Given data:
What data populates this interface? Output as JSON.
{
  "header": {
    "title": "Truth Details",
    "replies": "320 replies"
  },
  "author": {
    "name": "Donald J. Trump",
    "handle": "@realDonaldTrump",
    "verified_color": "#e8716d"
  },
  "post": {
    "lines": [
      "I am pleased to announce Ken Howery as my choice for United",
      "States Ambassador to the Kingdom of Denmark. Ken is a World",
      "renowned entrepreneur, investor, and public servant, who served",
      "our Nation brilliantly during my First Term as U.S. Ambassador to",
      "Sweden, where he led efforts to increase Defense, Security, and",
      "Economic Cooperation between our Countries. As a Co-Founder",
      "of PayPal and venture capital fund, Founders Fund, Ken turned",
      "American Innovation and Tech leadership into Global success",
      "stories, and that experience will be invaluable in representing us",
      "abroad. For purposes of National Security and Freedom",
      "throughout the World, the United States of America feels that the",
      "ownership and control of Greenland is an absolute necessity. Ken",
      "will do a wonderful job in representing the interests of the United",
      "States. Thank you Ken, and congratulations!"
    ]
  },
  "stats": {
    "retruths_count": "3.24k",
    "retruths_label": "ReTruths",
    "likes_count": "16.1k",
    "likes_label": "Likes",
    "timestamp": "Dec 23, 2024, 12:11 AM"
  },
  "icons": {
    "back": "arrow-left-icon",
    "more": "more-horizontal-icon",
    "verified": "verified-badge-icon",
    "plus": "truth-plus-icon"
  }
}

Task statement: Say how many lines in this listing hold the string "Security", giving the count and nothing more.

Exercise result: 2